### [The problem]
Write out every entry exactly as given, but omit the pictures.

[Source records]
-- START --
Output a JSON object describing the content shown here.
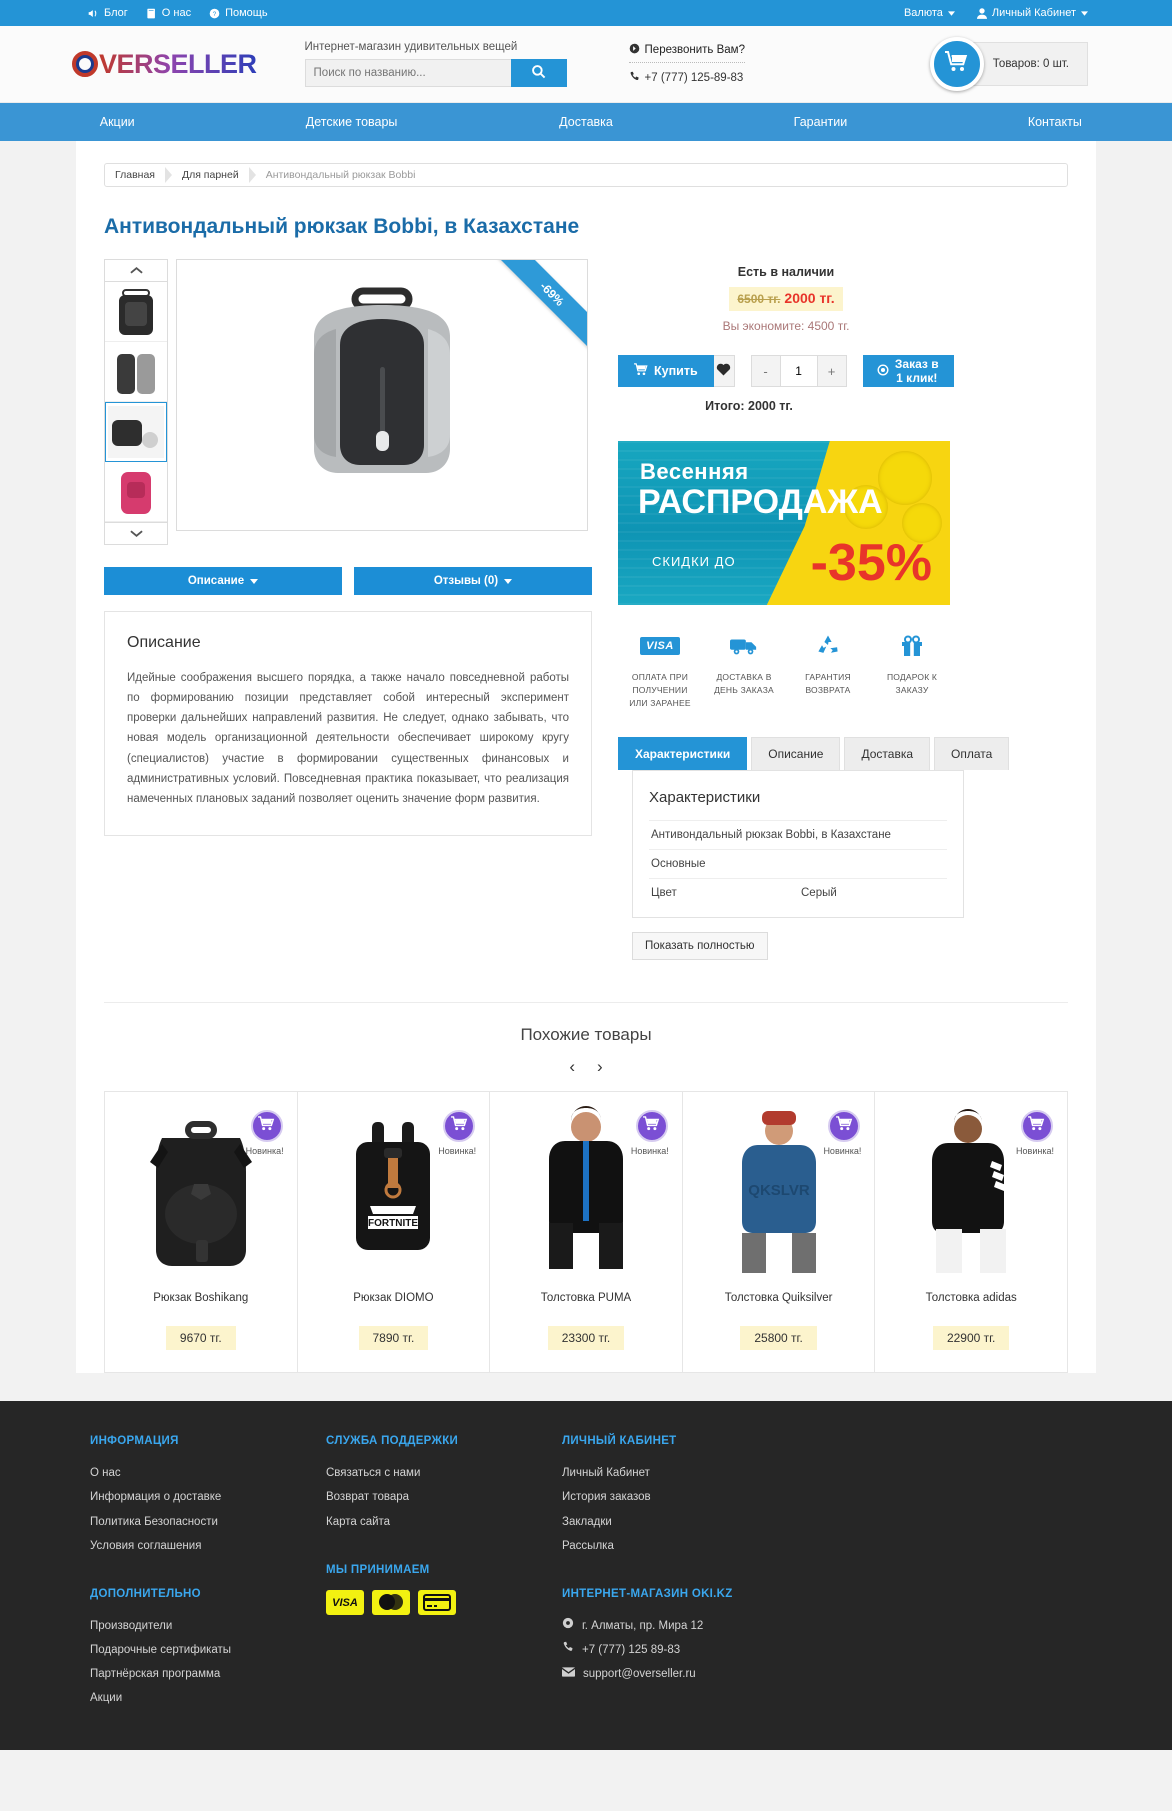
{
  "topbar": {
    "left": [
      {
        "label": "Блог",
        "icon": "megaphone-icon"
      },
      {
        "label": "О нас",
        "icon": "book-icon"
      },
      {
        "label": "Помощь",
        "icon": "help-icon"
      }
    ],
    "currency": "Валюта",
    "account": "Личный Кабинет"
  },
  "header": {
    "logo_first": "O",
    "logo_rest": "VERSELLER",
    "slogan": "Интернет-магазин удивительных вещей",
    "search_placeholder": "Поиск по названию...",
    "search_value": "",
    "callback": "Перезвонить Вам?",
    "phone": "+7 (777) 125-89-83",
    "cart_label": "Товаров: 0 шт."
  },
  "nav": [
    "Акции",
    "Детские товары",
    "Доставка",
    "Гарантии",
    "Контакты"
  ],
  "breadcrumb": [
    "Главная",
    "Для парней",
    "Антивондальный рюкзак Bobbi"
  ],
  "product": {
    "title": "Антивондальный рюкзак Bobbi, в Казахстане",
    "discount_badge": "-69%",
    "stock": "Есть в наличии",
    "old_price": "6500 тг.",
    "new_price": "2000 тг.",
    "save": "Вы экономите: 4500 тг.",
    "buy_label": "Купить",
    "qty": "1",
    "qty_minus": "-",
    "qty_plus": "+",
    "oneclick_label": "Заказ в 1 клик!",
    "total": "Итого: 2000 тг."
  },
  "desc_buttons": [
    "Описание",
    "Отзывы (0)"
  ],
  "description": {
    "heading": "Описание",
    "body": "Идейные соображения высшего порядка, а также начало повседневной работы по формированию позиции представляет собой интересный эксперимент проверки дальнейших направлений развития. Не следует, однако забывать, что новая модель организационной деятельности обеспечивает широкому кругу (специалистов) участие в формировании существенных финансовых и административных условий. Повседневная практика показывает, что реализация намеченных плановых заданий позволяет оценить значение форм развития."
  },
  "banner": {
    "line1": "Весенняя",
    "line2": "РАСПРОДАЖА",
    "line3": "СКИДКИ ДО",
    "line4": "-35%"
  },
  "features": [
    {
      "icon": "visa-icon",
      "caption": "ОПЛАТА ПРИ ПОЛУЧЕНИИ ИЛИ ЗАРАНЕЕ"
    },
    {
      "icon": "truck-icon",
      "caption": "ДОСТАВКА В ДЕНЬ ЗАКАЗА"
    },
    {
      "icon": "recycle-icon",
      "caption": "ГАРАНТИЯ ВОЗВРАТА"
    },
    {
      "icon": "gift-icon",
      "caption": "ПОДАРОК К ЗАКАЗУ"
    }
  ],
  "tabs": [
    "Характеристики",
    "Описание",
    "Доставка",
    "Оплата"
  ],
  "specs": {
    "heading": "Характеристики",
    "rows": [
      {
        "key": "Антивондальный рюкзак Bobbi, в Казахстане",
        "value": ""
      },
      {
        "key": "Основные",
        "value": ""
      },
      {
        "key": "Цвет",
        "value": "Серый"
      }
    ],
    "show_all": "Показать полностью"
  },
  "similar": {
    "title": "Похожие товары",
    "prev": "‹",
    "next": "›",
    "badge": "Новинка!",
    "items": [
      {
        "name": "Рюкзак Boshikang",
        "price": "9670 тг.",
        "kind": "backpack-black"
      },
      {
        "name": "Рюкзак DIOMO",
        "price": "7890 тг.",
        "kind": "backpack-fortnite"
      },
      {
        "name": "Толстовка PUMA",
        "price": "23300 тг.",
        "kind": "hoodie-puma"
      },
      {
        "name": "Толстовка Quiksilver",
        "price": "25800 тг.",
        "kind": "hoodie-quiksilver"
      },
      {
        "name": "Толстовка adidas",
        "price": "22900 тг.",
        "kind": "hoodie-adidas"
      }
    ]
  },
  "footer": {
    "col1_head": "ИНФОРМАЦИЯ",
    "col1_links": [
      "О нас",
      "Информация о доставке",
      "Политика Безопасности",
      "Условия соглашения"
    ],
    "col1b_head": "ДОПОЛНИТЕЛЬНО",
    "col1b_links": [
      "Производители",
      "Подарочные сертификаты",
      "Партнёрская программа",
      "Акции"
    ],
    "col2_head": "СЛУЖБА ПОДДЕРЖКИ",
    "col2_links": [
      "Связаться с нами",
      "Возврат товара",
      "Карта сайта"
    ],
    "col2b_head": "МЫ ПРИНИМАЕМ",
    "col3_head": "ЛИЧНЫЙ КАБИНЕТ",
    "col3_links": [
      "Личный Кабинет",
      "История заказов",
      "Закладки",
      "Рассылка"
    ],
    "col3b_head": "ИНТЕРНЕТ-МАГАЗИН OKI.KZ",
    "address": "г. Алматы, пр. Мира 12",
    "phone": "+7 (777) 125 89-83",
    "email": "support@overseller.ru"
  },
  "colors": {
    "accent": "#2494d6",
    "nav": "#3a95d4",
    "price_red": "#e8342a",
    "highlight": "#fcf4cd",
    "footer_bg": "#262626",
    "footer_head": "#3aa7ee"
  }
}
-- END --
### [Correct answer]
Output a JSON object describing the content shown here.
{
  "topbar": {
    "left": [
      {
        "label": "Блог",
        "icon": "megaphone-icon"
      },
      {
        "label": "О нас",
        "icon": "book-icon"
      },
      {
        "label": "Помощь",
        "icon": "help-icon"
      }
    ],
    "currency": "Валюта",
    "account": "Личный Кабинет"
  },
  "header": {
    "logo_first": "O",
    "logo_rest": "VERSELLER",
    "slogan": "Интернет-магазин удивительных вещей",
    "search_placeholder": "Поиск по названию...",
    "search_value": "",
    "callback": "Перезвонить Вам?",
    "phone": "+7 (777) 125-89-83",
    "cart_label": "Товаров: 0 шт."
  },
  "nav": [
    "Акции",
    "Детские товары",
    "Доставка",
    "Гарантии",
    "Контакты"
  ],
  "breadcrumb": [
    "Главная",
    "Для парней",
    "Антивондальный рюкзак Bobbi"
  ],
  "product": {
    "title": "Антивондальный рюкзак Bobbi, в Казахстане",
    "discount_badge": "-69%",
    "stock": "Есть в наличии",
    "old_price": "6500 тг.",
    "new_price": "2000 тг.",
    "save": "Вы экономите: 4500 тг.",
    "buy_label": "Купить",
    "qty": "1",
    "qty_minus": "-",
    "qty_plus": "+",
    "oneclick_label": "Заказ в 1 клик!",
    "total": "Итого: 2000 тг."
  },
  "desc_buttons": [
    "Описание",
    "Отзывы (0)"
  ],
  "description": {
    "heading": "Описание",
    "body": "Идейные соображения высшего порядка, а также начало повседневной работы по формированию позиции представляет собой интересный эксперимент проверки дальнейших направлений развития. Не следует, однако забывать, что новая модель организационной деятельности обеспечивает широкому кругу (специалистов) участие в формировании существенных финансовых и административных условий. Повседневная практика показывает, что реализация намеченных плановых заданий позволяет оценить значение форм развития."
  },
  "banner": {
    "line1": "Весенняя",
    "line2": "РАСПРОДАЖА",
    "line3": "СКИДКИ ДО",
    "line4": "-35%"
  },
  "features": [
    {
      "icon": "visa-icon",
      "caption": "ОПЛАТА ПРИ ПОЛУЧЕНИИ ИЛИ ЗАРАНЕЕ"
    },
    {
      "icon": "truck-icon",
      "caption": "ДОСТАВКА В ДЕНЬ ЗАКАЗА"
    },
    {
      "icon": "recycle-icon",
      "caption": "ГАРАНТИЯ ВОЗВРАТА"
    },
    {
      "icon": "gift-icon",
      "caption": "ПОДАРОК К ЗАКАЗУ"
    }
  ],
  "tabs": [
    "Характеристики",
    "Описание",
    "Доставка",
    "Оплата"
  ],
  "specs": {
    "heading": "Характеристики",
    "rows": [
      {
        "key": "Антивондальный рюкзак Bobbi, в Казахстане",
        "value": ""
      },
      {
        "key": "Основные",
        "value": ""
      },
      {
        "key": "Цвет",
        "value": "Серый"
      }
    ],
    "show_all": "Показать полностью"
  },
  "similar": {
    "title": "Похожие товары",
    "prev": "‹",
    "next": "›",
    "badge": "Новинка!",
    "items": [
      {
        "name": "Рюкзак Boshikang",
        "price": "9670 тг.",
        "kind": "backpack-black"
      },
      {
        "name": "Рюкзак DIOMO",
        "price": "7890 тг.",
        "kind": "backpack-fortnite"
      },
      {
        "name": "Толстовка PUMA",
        "price": "23300 тг.",
        "kind": "hoodie-puma"
      },
      {
        "name": "Толстовка Quiksilver",
        "price": "25800 тг.",
        "kind": "hoodie-quiksilver"
      },
      {
        "name": "Толстовка adidas",
        "price": "22900 тг.",
        "kind": "hoodie-adidas"
      }
    ]
  },
  "footer": {
    "col1_head": "ИНФОРМАЦИЯ",
    "col1_links": [
      "О нас",
      "Информация о доставке",
      "Политика Безопасности",
      "Условия соглашения"
    ],
    "col1b_head": "ДОПОЛНИТЕЛЬНО",
    "col1b_links": [
      "Производители",
      "Подарочные сертификаты",
      "Партнёрская программа",
      "Акции"
    ],
    "col2_head": "СЛУЖБА ПОДДЕРЖКИ",
    "col2_links": [
      "Связаться с нами",
      "Возврат товара",
      "Карта сайта"
    ],
    "col2b_head": "МЫ ПРИНИМАЕМ",
    "col3_head": "ЛИЧНЫЙ КАБИНЕТ",
    "col3_links": [
      "Личный Кабинет",
      "История заказов",
      "Закладки",
      "Рассылка"
    ],
    "col3b_head": "ИНТЕРНЕТ-МАГАЗИН OKI.KZ",
    "address": "г. Алматы, пр. Мира 12",
    "phone": "+7 (777) 125 89-83",
    "email": "support@overseller.ru"
  },
  "colors": {
    "accent": "#2494d6",
    "nav": "#3a95d4",
    "price_red": "#e8342a",
    "highlight": "#fcf4cd",
    "footer_bg": "#262626",
    "footer_head": "#3aa7ee"
  }
}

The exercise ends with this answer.